Count how many lines hold the string "narratives". Answer with that number and nothing more.
________________________
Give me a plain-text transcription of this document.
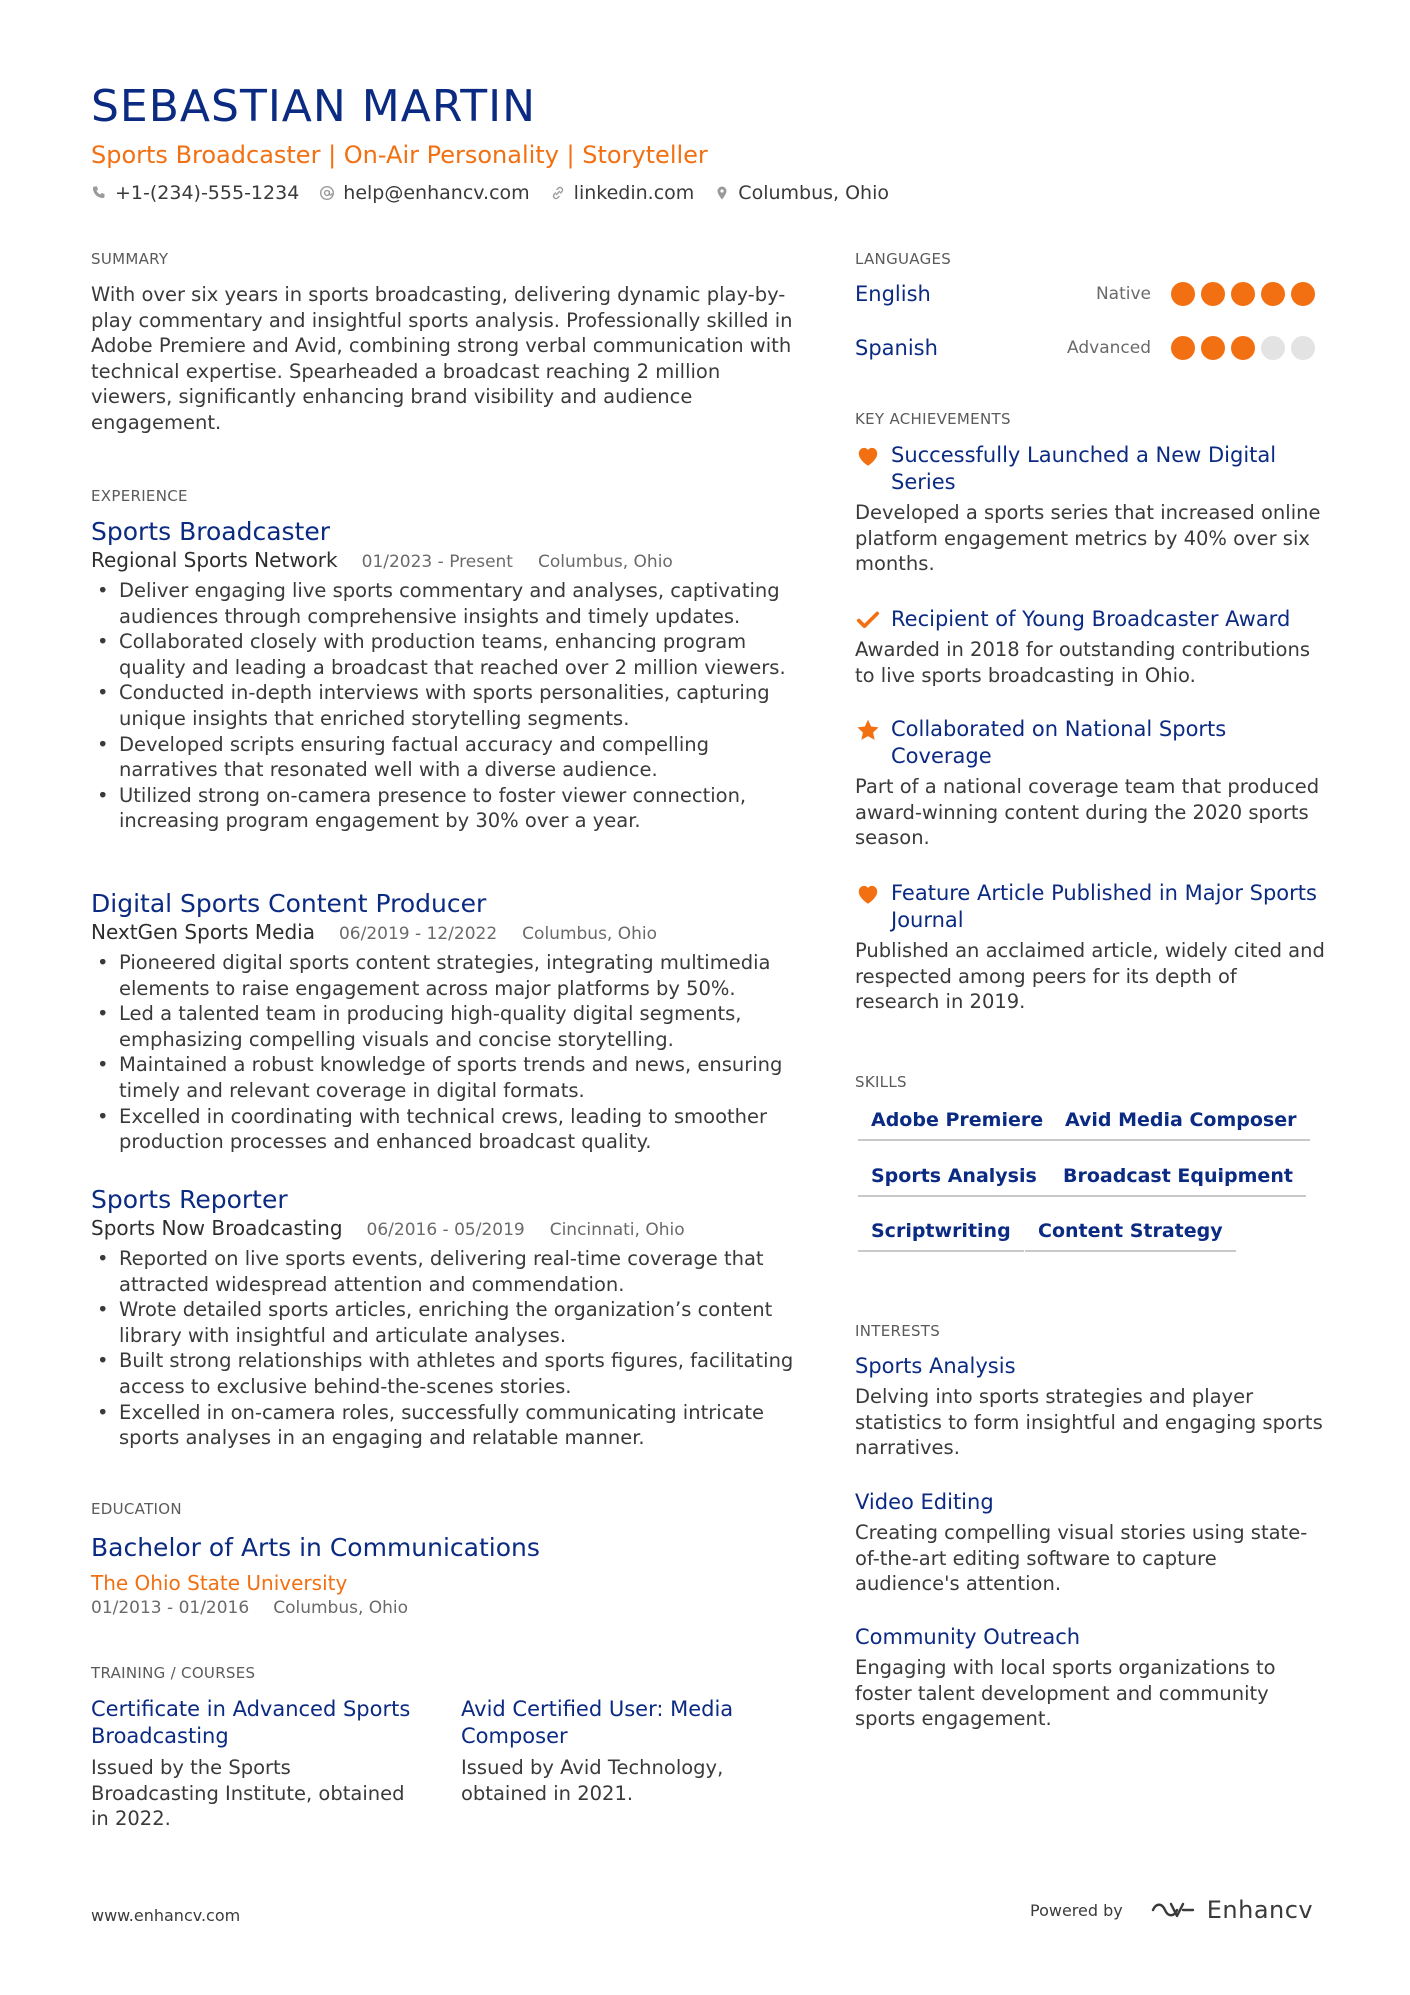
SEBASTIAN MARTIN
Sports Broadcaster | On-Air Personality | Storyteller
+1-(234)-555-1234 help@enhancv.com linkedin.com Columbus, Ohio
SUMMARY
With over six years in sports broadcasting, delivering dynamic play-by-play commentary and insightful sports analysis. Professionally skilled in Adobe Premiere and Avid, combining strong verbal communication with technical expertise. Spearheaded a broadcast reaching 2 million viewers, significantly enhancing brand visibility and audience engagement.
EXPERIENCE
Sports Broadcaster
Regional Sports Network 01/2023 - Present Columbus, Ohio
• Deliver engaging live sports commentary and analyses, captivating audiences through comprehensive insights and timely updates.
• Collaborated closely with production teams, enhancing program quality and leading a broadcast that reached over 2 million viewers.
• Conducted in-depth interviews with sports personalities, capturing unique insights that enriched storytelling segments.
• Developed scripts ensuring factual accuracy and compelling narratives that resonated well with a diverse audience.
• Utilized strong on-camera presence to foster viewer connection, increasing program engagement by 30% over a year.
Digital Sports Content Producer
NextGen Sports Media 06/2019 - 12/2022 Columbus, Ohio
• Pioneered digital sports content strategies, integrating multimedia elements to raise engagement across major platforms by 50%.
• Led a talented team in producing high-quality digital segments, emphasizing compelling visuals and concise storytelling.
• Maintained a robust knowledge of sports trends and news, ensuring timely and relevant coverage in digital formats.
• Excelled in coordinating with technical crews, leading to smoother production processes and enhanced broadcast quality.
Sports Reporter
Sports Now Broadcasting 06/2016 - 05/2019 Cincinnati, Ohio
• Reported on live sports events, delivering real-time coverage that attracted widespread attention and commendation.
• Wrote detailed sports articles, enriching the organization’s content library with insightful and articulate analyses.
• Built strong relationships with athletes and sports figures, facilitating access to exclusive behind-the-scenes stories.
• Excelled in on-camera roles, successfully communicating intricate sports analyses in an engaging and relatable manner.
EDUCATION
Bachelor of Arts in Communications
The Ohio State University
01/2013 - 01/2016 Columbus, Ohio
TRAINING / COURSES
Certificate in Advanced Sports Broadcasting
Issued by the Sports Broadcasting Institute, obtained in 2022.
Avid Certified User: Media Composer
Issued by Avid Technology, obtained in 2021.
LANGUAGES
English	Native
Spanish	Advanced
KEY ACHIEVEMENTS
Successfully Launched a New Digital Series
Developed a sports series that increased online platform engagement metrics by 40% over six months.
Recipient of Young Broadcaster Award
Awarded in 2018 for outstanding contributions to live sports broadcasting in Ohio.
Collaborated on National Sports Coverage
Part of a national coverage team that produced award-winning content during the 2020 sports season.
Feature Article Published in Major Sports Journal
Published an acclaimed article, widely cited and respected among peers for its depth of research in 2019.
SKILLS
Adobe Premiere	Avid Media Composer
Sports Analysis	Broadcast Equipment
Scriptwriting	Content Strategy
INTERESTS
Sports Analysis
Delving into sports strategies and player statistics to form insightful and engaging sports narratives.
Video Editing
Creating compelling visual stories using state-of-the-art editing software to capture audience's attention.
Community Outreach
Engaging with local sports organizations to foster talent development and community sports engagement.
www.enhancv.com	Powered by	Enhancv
________________________
**Full answer:** 2